Structured figure records:
══════

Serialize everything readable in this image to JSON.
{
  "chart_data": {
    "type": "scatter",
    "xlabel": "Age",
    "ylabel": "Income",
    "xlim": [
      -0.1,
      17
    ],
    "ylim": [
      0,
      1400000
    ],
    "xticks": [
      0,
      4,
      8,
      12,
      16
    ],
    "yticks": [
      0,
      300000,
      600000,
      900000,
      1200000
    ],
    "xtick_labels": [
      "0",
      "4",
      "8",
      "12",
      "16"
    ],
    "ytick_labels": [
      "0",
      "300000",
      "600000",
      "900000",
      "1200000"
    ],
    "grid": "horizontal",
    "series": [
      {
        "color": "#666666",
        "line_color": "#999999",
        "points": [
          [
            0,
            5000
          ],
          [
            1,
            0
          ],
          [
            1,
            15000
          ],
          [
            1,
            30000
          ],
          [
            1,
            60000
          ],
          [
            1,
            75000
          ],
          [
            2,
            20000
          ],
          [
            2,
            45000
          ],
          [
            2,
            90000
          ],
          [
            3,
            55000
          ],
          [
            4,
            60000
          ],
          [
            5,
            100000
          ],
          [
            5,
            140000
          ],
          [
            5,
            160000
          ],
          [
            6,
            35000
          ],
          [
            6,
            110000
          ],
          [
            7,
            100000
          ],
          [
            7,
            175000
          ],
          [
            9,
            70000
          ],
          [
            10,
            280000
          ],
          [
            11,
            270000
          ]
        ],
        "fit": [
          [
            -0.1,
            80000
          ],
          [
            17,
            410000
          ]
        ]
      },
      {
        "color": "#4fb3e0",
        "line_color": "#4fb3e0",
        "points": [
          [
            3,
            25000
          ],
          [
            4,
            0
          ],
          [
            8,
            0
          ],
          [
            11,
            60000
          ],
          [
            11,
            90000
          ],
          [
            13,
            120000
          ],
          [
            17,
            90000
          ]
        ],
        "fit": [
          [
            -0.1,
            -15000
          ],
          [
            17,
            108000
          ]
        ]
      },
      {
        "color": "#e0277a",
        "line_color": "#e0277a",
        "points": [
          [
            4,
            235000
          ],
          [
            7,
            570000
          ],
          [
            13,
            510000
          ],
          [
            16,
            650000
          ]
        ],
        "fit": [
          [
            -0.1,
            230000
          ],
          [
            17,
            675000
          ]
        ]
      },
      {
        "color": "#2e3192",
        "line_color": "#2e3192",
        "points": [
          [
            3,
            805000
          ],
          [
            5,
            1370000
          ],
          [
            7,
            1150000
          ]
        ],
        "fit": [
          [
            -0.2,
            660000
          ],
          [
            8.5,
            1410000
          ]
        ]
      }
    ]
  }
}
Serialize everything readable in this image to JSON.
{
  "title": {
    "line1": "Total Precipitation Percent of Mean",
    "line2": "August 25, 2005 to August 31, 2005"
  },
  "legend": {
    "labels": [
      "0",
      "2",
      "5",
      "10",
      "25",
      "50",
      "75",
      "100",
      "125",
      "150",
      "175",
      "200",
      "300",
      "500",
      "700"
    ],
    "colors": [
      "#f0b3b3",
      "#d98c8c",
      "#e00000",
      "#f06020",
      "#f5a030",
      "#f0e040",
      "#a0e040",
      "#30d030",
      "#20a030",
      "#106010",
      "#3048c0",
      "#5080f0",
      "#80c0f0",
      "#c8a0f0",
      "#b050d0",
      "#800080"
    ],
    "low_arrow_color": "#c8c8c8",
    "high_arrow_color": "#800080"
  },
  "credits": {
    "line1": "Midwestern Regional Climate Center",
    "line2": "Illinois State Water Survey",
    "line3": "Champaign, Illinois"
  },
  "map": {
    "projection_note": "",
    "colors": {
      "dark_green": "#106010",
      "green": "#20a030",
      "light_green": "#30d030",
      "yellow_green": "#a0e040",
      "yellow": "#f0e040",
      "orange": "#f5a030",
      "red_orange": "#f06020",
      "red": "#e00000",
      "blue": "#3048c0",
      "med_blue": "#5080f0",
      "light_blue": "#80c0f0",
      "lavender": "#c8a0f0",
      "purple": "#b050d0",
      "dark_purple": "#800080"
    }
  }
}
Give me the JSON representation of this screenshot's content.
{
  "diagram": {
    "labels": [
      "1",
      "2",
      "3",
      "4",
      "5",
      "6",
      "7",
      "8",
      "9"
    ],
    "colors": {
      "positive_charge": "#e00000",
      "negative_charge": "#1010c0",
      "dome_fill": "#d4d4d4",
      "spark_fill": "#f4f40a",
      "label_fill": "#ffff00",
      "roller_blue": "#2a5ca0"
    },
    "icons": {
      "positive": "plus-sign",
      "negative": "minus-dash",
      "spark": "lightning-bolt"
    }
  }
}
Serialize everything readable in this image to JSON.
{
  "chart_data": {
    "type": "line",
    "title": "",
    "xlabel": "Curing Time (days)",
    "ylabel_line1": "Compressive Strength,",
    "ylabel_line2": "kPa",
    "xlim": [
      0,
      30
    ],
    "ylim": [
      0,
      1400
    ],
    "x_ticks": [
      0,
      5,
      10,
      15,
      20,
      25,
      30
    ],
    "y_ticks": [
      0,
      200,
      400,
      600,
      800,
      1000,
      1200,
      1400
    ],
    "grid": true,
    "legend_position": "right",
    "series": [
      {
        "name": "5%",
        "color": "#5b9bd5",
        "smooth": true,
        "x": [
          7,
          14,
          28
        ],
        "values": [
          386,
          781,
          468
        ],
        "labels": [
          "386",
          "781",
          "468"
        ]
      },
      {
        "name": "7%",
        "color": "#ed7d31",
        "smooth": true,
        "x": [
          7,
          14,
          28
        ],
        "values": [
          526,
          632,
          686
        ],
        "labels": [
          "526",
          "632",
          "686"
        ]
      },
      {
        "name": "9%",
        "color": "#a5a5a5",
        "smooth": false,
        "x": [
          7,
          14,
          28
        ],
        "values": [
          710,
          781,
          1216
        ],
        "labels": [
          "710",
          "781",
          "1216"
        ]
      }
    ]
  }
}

══════

Challenge
Type out the entries again, word for word.

Response
Serialize everything readable in this image to JSON.
{
  "chart_data": {
    "type": "scatter",
    "xlabel": "Age",
    "ylabel": "Income",
    "xlim": [
      -0.1,
      17
    ],
    "ylim": [
      0,
      1400000
    ],
    "xticks": [
      0,
      4,
      8,
      12,
      16
    ],
    "yticks": [
      0,
      300000,
      600000,
      900000,
      1200000
    ],
    "xtick_labels": [
      "0",
      "4",
      "8",
      "12",
      "16"
    ],
    "ytick_labels": [
      "0",
      "300000",
      "600000",
      "900000",
      "1200000"
    ],
    "grid": "horizontal",
    "series": [
      {
        "color": "#666666",
        "line_color": "#999999",
        "points": [
          [
            0,
            5000
          ],
          [
            1,
            0
          ],
          [
            1,
            15000
          ],
          [
            1,
            30000
          ],
          [
            1,
            60000
          ],
          [
            1,
            75000
          ],
          [
            2,
            20000
          ],
          [
            2,
            45000
          ],
          [
            2,
            90000
          ],
          [
            3,
            55000
          ],
          [
            4,
            60000
          ],
          [
            5,
            100000
          ],
          [
            5,
            140000
          ],
          [
            5,
            160000
          ],
          [
            6,
            35000
          ],
          [
            6,
            110000
          ],
          [
            7,
            100000
          ],
          [
            7,
            175000
          ],
          [
            9,
            70000
          ],
          [
            10,
            280000
          ],
          [
            11,
            270000
          ]
        ],
        "fit": [
          [
            -0.1,
            80000
          ],
          [
            17,
            410000
          ]
        ]
      },
      {
        "color": "#4fb3e0",
        "line_color": "#4fb3e0",
        "points": [
          [
            3,
            25000
          ],
          [
            4,
            0
          ],
          [
            8,
            0
          ],
          [
            11,
            60000
          ],
          [
            11,
            90000
          ],
          [
            13,
            120000
          ],
          [
            17,
            90000
          ]
        ],
        "fit": [
          [
            -0.1,
            -15000
          ],
          [
            17,
            108000
          ]
        ]
      },
      {
        "color": "#e0277a",
        "line_color": "#e0277a",
        "points": [
          [
            4,
            235000
          ],
          [
            7,
            570000
          ],
          [
            13,
            510000
          ],
          [
            16,
            650000
          ]
        ],
        "fit": [
          [
            -0.1,
            230000
          ],
          [
            17,
            675000
          ]
        ]
      },
      {
        "color": "#2e3192",
        "line_color": "#2e3192",
        "points": [
          [
            3,
            805000
          ],
          [
            5,
            1370000
          ],
          [
            7,
            1150000
          ]
        ],
        "fit": [
          [
            -0.2,
            660000
          ],
          [
            8.5,
            1410000
          ]
        ]
      }
    ]
  }
}
Serialize everything readable in this image to JSON.
{
  "title": {
    "line1": "Total Precipitation Percent of Mean",
    "line2": "August 25, 2005 to August 31, 2005"
  },
  "legend": {
    "labels": [
      "0",
      "2",
      "5",
      "10",
      "25",
      "50",
      "75",
      "100",
      "125",
      "150",
      "175",
      "200",
      "300",
      "500",
      "700"
    ],
    "colors": [
      "#f0b3b3",
      "#d98c8c",
      "#e00000",
      "#f06020",
      "#f5a030",
      "#f0e040",
      "#a0e040",
      "#30d030",
      "#20a030",
      "#106010",
      "#3048c0",
      "#5080f0",
      "#80c0f0",
      "#c8a0f0",
      "#b050d0",
      "#800080"
    ],
    "low_arrow_color": "#c8c8c8",
    "high_arrow_color": "#800080"
  },
  "credits": {
    "line1": "Midwestern Regional Climate Center",
    "line2": "Illinois State Water Survey",
    "line3": "Champaign, Illinois"
  },
  "map": {
    "projection_note": "",
    "colors": {
      "dark_green": "#106010",
      "green": "#20a030",
      "light_green": "#30d030",
      "yellow_green": "#a0e040",
      "yellow": "#f0e040",
      "orange": "#f5a030",
      "red_orange": "#f06020",
      "red": "#e00000",
      "blue": "#3048c0",
      "med_blue": "#5080f0",
      "light_blue": "#80c0f0",
      "lavender": "#c8a0f0",
      "purple": "#b050d0",
      "dark_purple": "#800080"
    }
  }
}
Give me the JSON representation of this screenshot's content.
{
  "diagram": {
    "labels": [
      "1",
      "2",
      "3",
      "4",
      "5",
      "6",
      "7",
      "8",
      "9"
    ],
    "colors": {
      "positive_charge": "#e00000",
      "negative_charge": "#1010c0",
      "dome_fill": "#d4d4d4",
      "spark_fill": "#f4f40a",
      "label_fill": "#ffff00",
      "roller_blue": "#2a5ca0"
    },
    "icons": {
      "positive": "plus-sign",
      "negative": "minus-dash",
      "spark": "lightning-bolt"
    }
  }
}
Serialize everything readable in this image to JSON.
{
  "chart_data": {
    "type": "line",
    "title": "",
    "xlabel": "Curing Time (days)",
    "ylabel_line1": "Compressive Strength,",
    "ylabel_line2": "kPa",
    "xlim": [
      0,
      30
    ],
    "ylim": [
      0,
      1400
    ],
    "x_ticks": [
      0,
      5,
      10,
      15,
      20,
      25,
      30
    ],
    "y_ticks": [
      0,
      200,
      400,
      600,
      800,
      1000,
      1200,
      1400
    ],
    "grid": true,
    "legend_position": "right",
    "series": [
      {
        "name": "5%",
        "color": "#5b9bd5",
        "smooth": true,
        "x": [
          7,
          14,
          28
        ],
        "values": [
          386,
          781,
          468
        ],
        "labels": [
          "386",
          "781",
          "468"
        ]
      },
      {
        "name": "7%",
        "color": "#ed7d31",
        "smooth": true,
        "x": [
          7,
          14,
          28
        ],
        "values": [
          526,
          632,
          686
        ],
        "labels": [
          "526",
          "632",
          "686"
        ]
      },
      {
        "name": "9%",
        "color": "#a5a5a5",
        "smooth": false,
        "x": [
          7,
          14,
          28
        ],
        "values": [
          710,
          781,
          1216
        ],
        "labels": [
          "710",
          "781",
          "1216"
        ]
      }
    ]
  }
}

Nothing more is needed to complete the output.